Concatenate with memcpy

Concatenate with memcpy - c

I'm trying to add two strings together using memcpy. The first memcpy does contain the data, I require. The second one does not however add on. Any idea why?
if (strlen(g->db_cmd) < MAX_DB_CMDS )
{
memcpy(&g->db_cmd[strlen(g->db_cmd)],l->db.param_value.val,strlen(l->db.param_value.val));
memcpy(&g->db_cmd[strlen(g->db_cmd)],l->del_const,strlen(l->del_const));
g->cmd_ctr++;
}

size_t len = strlen(l->db.param_value.val);
memcpy(g->db_cmd, l->db.param_value.val, len);
memcpy(g->db_cmd + len, l->del_const, strlen(l->del_cost)+1);
This gains you the following:
Less redundant calls to strlen. Each of those must traverse the string, so it's a good idea to minimize these calls.
The 2nd memcpy needs to actually append, not replace. So the first argument has to differ from the previous call.
Note the +1 in the 3rd arg of the 2nd memcpy. That is for the NUL terminator.

————

Reproduce the passage of the memcpy thread from "The 2nd memcpy needs" up to and including "the NUL terminator.", replacing "NUL terminator" with "null character".

————

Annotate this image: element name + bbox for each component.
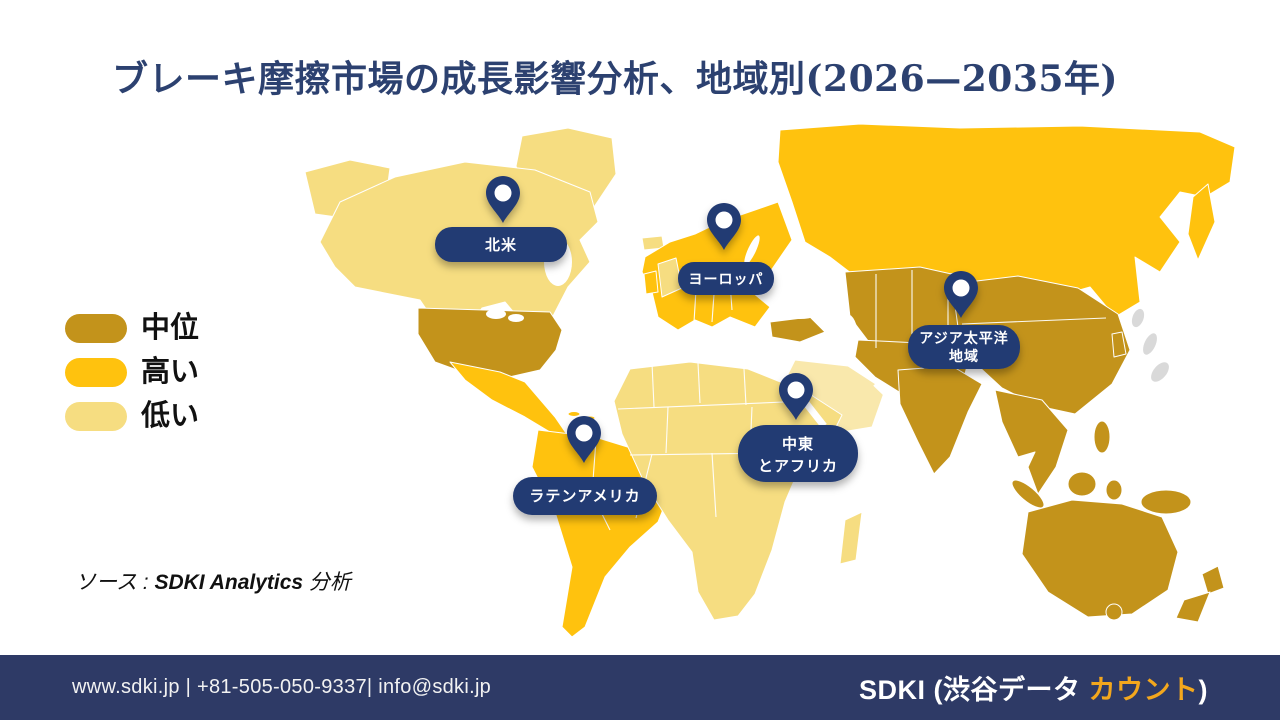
brand-accent: カウント xyxy=(1088,675,1199,705)
world-map: 北米 ヨーロッパ アジア太平洋 地域 中東 とアフリカ ラテンアメリカ xyxy=(304,123,1236,638)
region-label-text: 中東 xyxy=(782,435,814,453)
legend-swatch-medium xyxy=(65,314,127,343)
page-title: ブレーキ摩擦市場の成長影響分析、地域別(2026—2035年) xyxy=(112,58,1118,100)
legend-label-high: 高い xyxy=(141,356,200,388)
region-label-text: 北米 xyxy=(485,236,517,254)
land-india xyxy=(897,365,983,475)
brand-suffix: ) xyxy=(1198,675,1208,705)
land-ireland xyxy=(643,270,659,295)
land-australia xyxy=(1021,499,1179,618)
land-new-zealand xyxy=(1175,591,1211,623)
legend-item-medium: 中位 xyxy=(65,314,199,343)
map-pin-asia-pacific[interactable] xyxy=(944,271,978,318)
land-tasmania xyxy=(1105,603,1123,621)
region-label-asia-pacific[interactable]: アジア太平洋 地域 xyxy=(908,325,1020,369)
land-caribbean xyxy=(567,411,581,417)
region-label-text: ラテンアメリカ xyxy=(529,488,640,505)
land-japan xyxy=(1150,361,1170,383)
map-pin-europe[interactable] xyxy=(707,203,741,250)
map-pin-middle-east-africa[interactable] xyxy=(779,373,813,420)
legend-item-low: 低い xyxy=(65,402,199,431)
region-label-text: ヨーロッパ xyxy=(689,271,764,287)
growth-legend: 中位 高い 低い xyxy=(65,314,199,446)
legend-item-high: 高い xyxy=(65,358,199,387)
region-label-text: とアフリカ xyxy=(758,458,838,475)
land-korea xyxy=(1111,331,1127,358)
region-label-text: アジア太平洋 xyxy=(919,330,1008,346)
region-label-text: 地域 xyxy=(949,348,979,364)
footer-brand-logo: SDKI (渋谷データ カウント) xyxy=(859,668,1208,707)
region-label-middle-east-africa[interactable]: 中東 とアフリカ xyxy=(738,425,858,482)
land-se-asia xyxy=(994,389,1069,495)
land-sulawesi xyxy=(1105,479,1123,501)
footer-contact: www.sdki.jp | +81-505-050-9337| info@sdk… xyxy=(72,676,492,698)
legend-label-low: 低い xyxy=(141,400,200,432)
map-pin-north-america[interactable] xyxy=(486,176,520,223)
land-new-guinea xyxy=(1140,489,1192,515)
region-label-latin-america[interactable]: ラテンアメリカ xyxy=(513,477,657,515)
land-kamchatka xyxy=(1187,183,1216,261)
legend-swatch-low xyxy=(65,402,127,431)
land-new-zealand xyxy=(1201,565,1225,595)
region-label-north-america[interactable]: 北米 xyxy=(435,227,567,262)
land-madagascar xyxy=(839,511,863,565)
legend-swatch-high xyxy=(65,358,127,387)
source-note: ソース : SDKI Analytics 分析 xyxy=(75,566,351,596)
source-brand: SDKI Analytics xyxy=(154,571,304,594)
land-sumatra xyxy=(1011,479,1045,509)
source-prefix: ソース : xyxy=(75,571,155,594)
legend-label-medium: 中位 xyxy=(141,312,200,344)
footer-bar: www.sdki.jp | +81-505-050-9337| info@sdk… xyxy=(0,655,1280,720)
region-label-europe[interactable]: ヨーロッパ xyxy=(678,262,774,295)
country-borders xyxy=(591,270,1107,531)
land-japan xyxy=(1130,307,1146,329)
land-japan xyxy=(1142,332,1158,356)
land-borneo xyxy=(1067,471,1097,497)
map-pin-latin-america[interactable] xyxy=(567,416,601,463)
brand-prefix: SDKI (渋谷データ xyxy=(858,675,1089,705)
source-suffix: 分析 xyxy=(303,571,351,594)
land-turkey xyxy=(769,316,826,343)
land-usa xyxy=(417,307,563,379)
land-philippines xyxy=(1093,420,1111,454)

————

__ANSWER BELOW__.
The 2nd memcpy needs to actually append, not replace. So the first argument has to differ from the previous call.
Note the +1 in the 3rd arg of the 2nd memcpy. That is for the null character.